GOAL OF THE EXERCISE: Filter the entries below, keeping only lines with the word "illo".

STORED ROWS:

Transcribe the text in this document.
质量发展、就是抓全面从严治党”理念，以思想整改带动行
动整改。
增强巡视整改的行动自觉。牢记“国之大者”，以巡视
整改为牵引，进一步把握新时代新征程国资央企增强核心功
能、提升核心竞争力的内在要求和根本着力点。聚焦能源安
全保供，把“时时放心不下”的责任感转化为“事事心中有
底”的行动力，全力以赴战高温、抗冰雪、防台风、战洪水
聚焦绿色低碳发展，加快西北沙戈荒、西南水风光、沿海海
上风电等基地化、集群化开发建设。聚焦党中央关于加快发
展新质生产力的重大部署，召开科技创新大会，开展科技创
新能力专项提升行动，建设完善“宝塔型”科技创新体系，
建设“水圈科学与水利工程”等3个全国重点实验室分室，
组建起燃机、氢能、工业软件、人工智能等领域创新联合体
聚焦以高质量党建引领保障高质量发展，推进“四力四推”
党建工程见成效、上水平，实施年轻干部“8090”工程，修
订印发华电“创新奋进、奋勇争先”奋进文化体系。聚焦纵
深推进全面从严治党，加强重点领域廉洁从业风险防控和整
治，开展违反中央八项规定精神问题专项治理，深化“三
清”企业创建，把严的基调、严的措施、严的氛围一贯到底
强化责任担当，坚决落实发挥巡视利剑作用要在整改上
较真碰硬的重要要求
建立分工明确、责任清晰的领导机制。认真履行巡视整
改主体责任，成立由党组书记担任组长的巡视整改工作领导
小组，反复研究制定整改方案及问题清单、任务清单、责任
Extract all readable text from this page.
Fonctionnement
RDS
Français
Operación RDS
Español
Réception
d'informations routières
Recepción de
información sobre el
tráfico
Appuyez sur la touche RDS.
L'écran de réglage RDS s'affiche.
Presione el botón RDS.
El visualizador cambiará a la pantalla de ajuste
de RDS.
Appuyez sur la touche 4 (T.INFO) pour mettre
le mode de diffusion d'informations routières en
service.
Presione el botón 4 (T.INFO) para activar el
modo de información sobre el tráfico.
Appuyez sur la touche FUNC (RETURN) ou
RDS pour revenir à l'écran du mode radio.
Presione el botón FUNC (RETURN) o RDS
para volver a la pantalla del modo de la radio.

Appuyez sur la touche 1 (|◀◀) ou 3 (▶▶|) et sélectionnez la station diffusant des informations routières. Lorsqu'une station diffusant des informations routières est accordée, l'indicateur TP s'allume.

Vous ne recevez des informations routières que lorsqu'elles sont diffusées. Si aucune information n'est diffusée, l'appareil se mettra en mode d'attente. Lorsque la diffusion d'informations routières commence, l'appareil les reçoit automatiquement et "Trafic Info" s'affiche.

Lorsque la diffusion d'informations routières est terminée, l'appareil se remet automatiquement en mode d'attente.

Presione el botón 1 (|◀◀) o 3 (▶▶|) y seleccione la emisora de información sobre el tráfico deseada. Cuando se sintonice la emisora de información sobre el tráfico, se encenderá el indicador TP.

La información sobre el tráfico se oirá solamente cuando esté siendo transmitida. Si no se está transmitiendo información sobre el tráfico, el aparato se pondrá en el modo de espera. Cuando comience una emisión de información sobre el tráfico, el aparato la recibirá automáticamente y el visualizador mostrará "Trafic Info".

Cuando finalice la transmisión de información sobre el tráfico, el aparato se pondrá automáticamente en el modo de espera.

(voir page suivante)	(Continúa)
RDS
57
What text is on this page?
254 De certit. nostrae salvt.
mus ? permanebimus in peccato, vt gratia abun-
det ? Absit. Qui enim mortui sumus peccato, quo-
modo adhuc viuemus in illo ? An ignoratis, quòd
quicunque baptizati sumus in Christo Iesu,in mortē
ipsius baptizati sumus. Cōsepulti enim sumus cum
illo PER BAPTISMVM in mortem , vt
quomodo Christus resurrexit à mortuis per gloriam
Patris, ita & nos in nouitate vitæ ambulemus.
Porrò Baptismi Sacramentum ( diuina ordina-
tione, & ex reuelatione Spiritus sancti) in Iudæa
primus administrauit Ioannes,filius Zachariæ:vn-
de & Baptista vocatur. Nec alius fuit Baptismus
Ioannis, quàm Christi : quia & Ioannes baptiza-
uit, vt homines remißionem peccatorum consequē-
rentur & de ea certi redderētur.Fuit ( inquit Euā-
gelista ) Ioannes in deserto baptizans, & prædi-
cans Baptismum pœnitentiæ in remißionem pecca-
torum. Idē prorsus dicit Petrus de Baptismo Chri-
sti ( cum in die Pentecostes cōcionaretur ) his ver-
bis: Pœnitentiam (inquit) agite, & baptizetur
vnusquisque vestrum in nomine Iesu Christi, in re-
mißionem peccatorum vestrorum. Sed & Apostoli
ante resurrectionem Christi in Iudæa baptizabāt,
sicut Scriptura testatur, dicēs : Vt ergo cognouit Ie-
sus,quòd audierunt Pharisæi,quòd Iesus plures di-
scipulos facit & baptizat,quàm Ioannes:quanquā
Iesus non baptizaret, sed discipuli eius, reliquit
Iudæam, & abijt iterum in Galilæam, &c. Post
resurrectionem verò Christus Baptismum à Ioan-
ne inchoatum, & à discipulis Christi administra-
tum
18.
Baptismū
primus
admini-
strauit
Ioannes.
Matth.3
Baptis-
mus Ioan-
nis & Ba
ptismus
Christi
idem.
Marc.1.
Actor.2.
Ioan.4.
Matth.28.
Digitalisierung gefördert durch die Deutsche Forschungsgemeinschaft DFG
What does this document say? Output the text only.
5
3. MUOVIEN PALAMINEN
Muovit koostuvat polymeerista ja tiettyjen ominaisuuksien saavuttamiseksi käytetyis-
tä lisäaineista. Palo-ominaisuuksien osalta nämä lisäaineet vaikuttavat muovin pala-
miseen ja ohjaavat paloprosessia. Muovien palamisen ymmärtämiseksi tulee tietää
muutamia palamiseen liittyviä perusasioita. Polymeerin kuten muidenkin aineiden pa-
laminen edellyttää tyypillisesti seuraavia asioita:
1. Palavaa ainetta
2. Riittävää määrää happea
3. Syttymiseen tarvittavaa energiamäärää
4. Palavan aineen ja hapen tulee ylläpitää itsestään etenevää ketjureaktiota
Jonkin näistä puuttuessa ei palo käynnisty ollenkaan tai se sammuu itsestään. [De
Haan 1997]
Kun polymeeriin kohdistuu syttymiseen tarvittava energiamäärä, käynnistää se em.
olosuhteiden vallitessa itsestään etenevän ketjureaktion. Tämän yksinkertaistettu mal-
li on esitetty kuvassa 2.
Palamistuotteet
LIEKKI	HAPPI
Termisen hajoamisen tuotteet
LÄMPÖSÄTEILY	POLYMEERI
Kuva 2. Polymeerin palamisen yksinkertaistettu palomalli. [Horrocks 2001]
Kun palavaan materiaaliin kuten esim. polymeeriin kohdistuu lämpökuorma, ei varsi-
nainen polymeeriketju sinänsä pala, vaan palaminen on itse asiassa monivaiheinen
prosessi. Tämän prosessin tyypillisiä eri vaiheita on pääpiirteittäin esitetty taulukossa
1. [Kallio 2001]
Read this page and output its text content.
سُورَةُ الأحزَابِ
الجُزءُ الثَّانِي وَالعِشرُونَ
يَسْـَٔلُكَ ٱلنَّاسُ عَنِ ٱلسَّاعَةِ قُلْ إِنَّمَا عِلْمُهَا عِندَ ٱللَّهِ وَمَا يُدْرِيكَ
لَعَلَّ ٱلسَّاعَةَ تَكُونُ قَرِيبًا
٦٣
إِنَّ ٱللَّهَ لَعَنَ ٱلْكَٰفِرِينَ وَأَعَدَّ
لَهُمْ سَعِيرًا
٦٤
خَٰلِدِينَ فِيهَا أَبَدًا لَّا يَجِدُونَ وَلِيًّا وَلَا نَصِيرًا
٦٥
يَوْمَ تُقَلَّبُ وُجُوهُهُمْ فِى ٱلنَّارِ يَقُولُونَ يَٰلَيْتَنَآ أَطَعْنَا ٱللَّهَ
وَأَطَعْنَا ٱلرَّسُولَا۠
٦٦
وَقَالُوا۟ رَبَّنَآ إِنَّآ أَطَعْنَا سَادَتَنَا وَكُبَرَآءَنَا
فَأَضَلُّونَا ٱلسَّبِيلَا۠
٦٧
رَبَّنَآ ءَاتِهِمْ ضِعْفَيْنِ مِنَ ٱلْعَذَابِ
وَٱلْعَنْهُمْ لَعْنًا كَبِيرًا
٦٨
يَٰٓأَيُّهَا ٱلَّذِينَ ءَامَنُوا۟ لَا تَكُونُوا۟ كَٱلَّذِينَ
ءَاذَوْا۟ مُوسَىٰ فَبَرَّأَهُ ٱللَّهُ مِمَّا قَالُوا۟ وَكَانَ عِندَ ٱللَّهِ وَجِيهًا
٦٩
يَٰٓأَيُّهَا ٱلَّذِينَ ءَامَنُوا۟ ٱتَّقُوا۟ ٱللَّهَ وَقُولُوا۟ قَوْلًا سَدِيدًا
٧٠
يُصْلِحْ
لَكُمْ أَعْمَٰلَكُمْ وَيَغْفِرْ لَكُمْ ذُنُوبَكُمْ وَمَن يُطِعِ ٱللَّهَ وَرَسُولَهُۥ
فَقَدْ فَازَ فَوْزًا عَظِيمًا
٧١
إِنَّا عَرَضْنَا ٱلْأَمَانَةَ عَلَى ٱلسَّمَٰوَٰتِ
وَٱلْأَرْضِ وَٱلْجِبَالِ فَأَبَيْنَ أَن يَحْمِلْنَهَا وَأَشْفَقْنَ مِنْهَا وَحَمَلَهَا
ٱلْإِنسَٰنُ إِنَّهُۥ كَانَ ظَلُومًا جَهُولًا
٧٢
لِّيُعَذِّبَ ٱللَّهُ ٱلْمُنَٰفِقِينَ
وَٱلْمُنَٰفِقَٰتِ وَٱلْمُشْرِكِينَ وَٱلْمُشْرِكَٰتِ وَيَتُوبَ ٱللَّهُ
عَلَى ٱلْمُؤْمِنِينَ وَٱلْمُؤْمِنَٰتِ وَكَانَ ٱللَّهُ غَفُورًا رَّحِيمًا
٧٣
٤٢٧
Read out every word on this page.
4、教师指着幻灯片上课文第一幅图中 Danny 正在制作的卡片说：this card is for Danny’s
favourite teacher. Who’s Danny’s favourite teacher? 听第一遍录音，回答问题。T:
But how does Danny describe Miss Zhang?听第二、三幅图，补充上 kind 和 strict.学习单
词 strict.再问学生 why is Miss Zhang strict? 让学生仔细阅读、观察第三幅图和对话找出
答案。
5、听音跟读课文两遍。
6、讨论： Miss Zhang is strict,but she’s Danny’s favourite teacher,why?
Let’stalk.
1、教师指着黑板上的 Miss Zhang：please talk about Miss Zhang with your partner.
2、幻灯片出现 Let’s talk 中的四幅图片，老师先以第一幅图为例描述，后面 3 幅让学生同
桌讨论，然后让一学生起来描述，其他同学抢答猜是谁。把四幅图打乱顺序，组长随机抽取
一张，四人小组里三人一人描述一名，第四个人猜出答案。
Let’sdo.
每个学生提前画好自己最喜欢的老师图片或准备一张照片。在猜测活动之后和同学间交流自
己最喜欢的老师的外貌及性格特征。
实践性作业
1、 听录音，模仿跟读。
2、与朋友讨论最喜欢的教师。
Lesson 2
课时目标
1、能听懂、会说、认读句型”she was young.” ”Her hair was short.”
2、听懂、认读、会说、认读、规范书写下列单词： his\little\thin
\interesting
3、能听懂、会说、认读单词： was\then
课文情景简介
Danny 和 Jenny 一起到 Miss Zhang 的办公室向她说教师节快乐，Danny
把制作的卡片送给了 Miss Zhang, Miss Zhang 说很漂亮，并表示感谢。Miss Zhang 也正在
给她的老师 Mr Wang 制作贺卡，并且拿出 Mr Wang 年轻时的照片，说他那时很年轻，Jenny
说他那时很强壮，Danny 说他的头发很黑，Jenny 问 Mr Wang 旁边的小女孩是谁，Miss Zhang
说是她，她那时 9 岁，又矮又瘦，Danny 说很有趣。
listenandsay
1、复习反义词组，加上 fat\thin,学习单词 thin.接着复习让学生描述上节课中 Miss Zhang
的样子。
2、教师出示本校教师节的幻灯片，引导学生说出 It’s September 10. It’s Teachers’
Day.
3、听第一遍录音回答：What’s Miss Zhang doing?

EXPECTED OUTPUT:
modo adhuc viuemus in illo ? An ignoratis, quòd
illo PER BAPTISMVM in mortem , vt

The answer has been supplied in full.